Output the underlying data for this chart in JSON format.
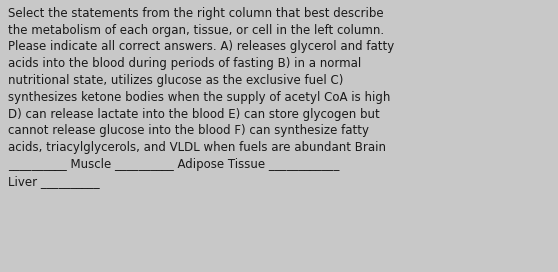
{
  "background_color": "#c8c8c8",
  "text_color": "#1a1a1a",
  "font_size": 8.5,
  "font_family": "DejaVu Sans",
  "line1": "Select the statements from the right column that best describe",
  "line2": "the metabolism of each organ, tissue, or cell in the left column.",
  "line3": "Please indicate all correct answers. A) releases glycerol and fatty",
  "line4": "acids into the blood during periods of fasting B) in a normal",
  "line5": "nutritional state, utilizes glucose as the exclusive fuel C)",
  "line6": "synthesizes ketone bodies when the supply of acetyl CoA is high",
  "line7": "D) can release lactate into the blood E) can store glycogen but",
  "line8": "cannot release glucose into the blood F) can synthesize fatty",
  "line9": "acids, triacylglycerols, and VLDL when fuels are abundant Brain",
  "line10": "__________ Muscle __________ Adipose Tissue ____________",
  "line11": "Liver __________"
}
-.-.-
[YOUR OBJECTIVE] Copy each line exactly, and leave the pictures out of your copy.

[SOLUTION FOR THIS TASK]
Output the underlying data for this chart in JSON format.
{
  "background_color": "#c8c8c8",
  "text_color": "#1a1a1a",
  "font_size": 8.5,
  "font_family": "DejaVu Sans",
  "line1": "Select the statements from the right column that best describe",
  "line2": "the metabolism of each organ, tissue, or cell in the left column.",
  "line3": "Please indicate all correct answers. A) releases glycerol and fatty",
  "line4": "acids into the blood during periods of fasting B) in a normal",
  "line5": "nutritional state, utilizes glucose as the exclusive fuel C)",
  "line6": "synthesizes ketone bodies when the supply of acetyl CoA is high",
  "line7": "D) can release lactate into the blood E) can store glycogen but",
  "line8": "cannot release glucose into the blood F) can synthesize fatty",
  "line9": "acids, triacylglycerols, and VLDL when fuels are abundant Brain",
  "line10": "__________ Muscle __________ Adipose Tissue ____________",
  "line11": "Liver __________"
}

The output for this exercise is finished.